CHALLENGE | Give only the number of lines in the records that include the string "case".

EXTRACTED MATERIAL |
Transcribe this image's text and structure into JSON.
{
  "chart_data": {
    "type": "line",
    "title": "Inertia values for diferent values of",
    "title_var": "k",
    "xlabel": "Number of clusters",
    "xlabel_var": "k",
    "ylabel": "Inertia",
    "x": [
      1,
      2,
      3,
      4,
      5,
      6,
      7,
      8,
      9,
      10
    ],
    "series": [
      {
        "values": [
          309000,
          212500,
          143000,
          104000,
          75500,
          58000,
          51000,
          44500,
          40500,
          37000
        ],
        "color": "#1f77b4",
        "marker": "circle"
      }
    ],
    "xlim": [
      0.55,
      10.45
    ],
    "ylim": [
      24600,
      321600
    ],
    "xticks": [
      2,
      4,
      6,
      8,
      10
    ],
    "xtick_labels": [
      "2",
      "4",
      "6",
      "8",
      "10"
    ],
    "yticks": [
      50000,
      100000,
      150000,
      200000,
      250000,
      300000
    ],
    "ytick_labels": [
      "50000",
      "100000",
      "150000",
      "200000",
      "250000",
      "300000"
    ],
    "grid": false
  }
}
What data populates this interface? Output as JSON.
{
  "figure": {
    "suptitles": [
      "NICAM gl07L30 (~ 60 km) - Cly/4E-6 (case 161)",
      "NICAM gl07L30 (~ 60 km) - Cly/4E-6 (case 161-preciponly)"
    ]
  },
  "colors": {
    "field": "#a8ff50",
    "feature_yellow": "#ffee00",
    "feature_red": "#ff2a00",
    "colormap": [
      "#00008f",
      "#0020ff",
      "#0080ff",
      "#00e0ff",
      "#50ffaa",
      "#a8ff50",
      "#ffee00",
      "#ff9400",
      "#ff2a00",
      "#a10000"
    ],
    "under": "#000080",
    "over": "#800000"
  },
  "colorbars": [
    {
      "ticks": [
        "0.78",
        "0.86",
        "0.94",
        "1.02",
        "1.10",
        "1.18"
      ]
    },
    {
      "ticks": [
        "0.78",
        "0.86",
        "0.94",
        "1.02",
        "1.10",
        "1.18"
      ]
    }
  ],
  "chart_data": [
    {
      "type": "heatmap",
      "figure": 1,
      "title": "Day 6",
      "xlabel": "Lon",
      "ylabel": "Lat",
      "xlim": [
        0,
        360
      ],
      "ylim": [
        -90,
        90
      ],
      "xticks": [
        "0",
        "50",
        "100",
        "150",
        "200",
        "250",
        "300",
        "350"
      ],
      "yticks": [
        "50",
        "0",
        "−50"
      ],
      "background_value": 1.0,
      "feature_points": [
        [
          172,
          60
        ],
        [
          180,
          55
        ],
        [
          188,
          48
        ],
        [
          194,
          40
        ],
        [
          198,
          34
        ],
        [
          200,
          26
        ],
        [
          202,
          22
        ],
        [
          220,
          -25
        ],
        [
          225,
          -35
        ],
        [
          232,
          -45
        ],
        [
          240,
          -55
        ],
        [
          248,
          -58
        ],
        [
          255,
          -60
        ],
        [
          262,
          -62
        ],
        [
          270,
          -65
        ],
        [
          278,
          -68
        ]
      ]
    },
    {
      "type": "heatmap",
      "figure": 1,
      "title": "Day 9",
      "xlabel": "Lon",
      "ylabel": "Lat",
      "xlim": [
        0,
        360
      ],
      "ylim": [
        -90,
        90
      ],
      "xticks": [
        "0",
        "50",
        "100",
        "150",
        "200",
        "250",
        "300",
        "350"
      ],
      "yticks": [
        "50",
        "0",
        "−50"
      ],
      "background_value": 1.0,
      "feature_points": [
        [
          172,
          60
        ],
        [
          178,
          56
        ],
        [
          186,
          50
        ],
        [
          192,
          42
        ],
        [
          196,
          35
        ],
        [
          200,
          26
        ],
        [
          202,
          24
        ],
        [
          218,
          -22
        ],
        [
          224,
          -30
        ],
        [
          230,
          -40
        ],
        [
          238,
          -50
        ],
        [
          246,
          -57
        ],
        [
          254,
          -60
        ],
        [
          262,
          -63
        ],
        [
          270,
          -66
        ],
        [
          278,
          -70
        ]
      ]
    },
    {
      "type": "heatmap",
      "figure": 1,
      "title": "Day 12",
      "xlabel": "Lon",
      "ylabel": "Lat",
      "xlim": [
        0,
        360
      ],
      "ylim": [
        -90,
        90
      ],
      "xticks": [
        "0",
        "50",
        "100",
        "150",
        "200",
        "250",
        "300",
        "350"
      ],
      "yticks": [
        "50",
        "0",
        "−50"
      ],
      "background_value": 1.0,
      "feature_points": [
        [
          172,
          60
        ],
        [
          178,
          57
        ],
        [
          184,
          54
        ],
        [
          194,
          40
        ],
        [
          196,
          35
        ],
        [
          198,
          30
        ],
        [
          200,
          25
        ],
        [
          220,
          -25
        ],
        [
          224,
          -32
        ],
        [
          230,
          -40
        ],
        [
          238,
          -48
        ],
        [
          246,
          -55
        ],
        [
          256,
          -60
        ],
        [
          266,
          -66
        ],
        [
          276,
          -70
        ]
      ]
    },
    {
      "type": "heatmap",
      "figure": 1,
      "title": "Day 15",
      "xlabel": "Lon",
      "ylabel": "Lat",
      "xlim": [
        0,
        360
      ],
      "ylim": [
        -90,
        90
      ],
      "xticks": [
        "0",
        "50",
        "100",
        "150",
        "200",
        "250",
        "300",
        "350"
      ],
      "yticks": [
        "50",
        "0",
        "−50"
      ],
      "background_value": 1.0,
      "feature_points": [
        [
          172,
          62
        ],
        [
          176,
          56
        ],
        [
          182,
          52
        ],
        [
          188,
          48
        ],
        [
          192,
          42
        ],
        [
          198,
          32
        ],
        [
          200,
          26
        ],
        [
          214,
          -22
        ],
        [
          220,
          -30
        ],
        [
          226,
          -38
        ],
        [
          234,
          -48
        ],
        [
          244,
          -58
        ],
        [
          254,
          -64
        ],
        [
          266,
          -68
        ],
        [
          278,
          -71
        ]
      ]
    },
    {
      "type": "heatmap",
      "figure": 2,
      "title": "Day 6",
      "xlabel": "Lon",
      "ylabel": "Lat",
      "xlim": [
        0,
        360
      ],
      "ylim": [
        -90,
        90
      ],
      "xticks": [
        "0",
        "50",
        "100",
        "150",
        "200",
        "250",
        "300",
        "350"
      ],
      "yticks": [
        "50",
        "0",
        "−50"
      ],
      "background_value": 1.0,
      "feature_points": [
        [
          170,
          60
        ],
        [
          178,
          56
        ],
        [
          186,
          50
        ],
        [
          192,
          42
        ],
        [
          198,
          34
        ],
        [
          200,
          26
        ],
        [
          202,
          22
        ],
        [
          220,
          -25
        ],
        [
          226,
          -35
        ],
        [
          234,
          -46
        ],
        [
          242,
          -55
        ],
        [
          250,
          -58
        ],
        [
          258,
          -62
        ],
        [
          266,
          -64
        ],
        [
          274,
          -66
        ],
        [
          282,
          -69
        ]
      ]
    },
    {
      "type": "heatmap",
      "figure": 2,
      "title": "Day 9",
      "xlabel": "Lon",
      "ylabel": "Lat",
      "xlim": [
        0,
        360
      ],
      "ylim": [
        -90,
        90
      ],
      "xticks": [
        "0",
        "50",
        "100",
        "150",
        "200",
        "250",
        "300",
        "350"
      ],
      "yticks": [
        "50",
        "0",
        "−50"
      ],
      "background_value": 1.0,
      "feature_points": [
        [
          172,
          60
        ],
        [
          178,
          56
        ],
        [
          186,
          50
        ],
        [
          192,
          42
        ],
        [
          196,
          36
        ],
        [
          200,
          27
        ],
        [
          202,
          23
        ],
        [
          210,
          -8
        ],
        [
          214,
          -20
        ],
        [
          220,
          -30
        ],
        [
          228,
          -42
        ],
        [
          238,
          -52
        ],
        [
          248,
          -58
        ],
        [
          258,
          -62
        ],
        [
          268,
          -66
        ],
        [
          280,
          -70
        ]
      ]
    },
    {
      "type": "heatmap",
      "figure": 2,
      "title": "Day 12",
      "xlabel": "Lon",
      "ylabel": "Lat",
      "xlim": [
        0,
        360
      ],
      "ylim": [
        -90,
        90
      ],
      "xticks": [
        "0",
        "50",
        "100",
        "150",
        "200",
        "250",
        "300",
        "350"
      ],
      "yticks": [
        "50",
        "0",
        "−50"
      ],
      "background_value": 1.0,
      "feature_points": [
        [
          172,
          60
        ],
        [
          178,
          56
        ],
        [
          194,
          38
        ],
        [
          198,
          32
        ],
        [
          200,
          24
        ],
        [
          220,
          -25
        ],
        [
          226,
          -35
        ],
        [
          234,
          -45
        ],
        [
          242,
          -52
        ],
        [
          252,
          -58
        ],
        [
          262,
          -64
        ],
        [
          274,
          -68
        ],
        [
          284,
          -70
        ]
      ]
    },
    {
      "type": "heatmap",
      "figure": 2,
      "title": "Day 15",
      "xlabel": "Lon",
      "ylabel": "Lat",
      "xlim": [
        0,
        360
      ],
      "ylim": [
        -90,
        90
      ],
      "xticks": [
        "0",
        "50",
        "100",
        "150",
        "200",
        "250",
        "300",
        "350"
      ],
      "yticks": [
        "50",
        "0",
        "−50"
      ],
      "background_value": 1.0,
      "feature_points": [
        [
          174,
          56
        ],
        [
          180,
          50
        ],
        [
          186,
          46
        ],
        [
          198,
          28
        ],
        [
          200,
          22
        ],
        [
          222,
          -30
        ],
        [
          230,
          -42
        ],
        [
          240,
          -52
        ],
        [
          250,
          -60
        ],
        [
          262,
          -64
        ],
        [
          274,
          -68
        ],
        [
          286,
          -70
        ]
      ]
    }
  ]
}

EXERCISE RESPONSE | 2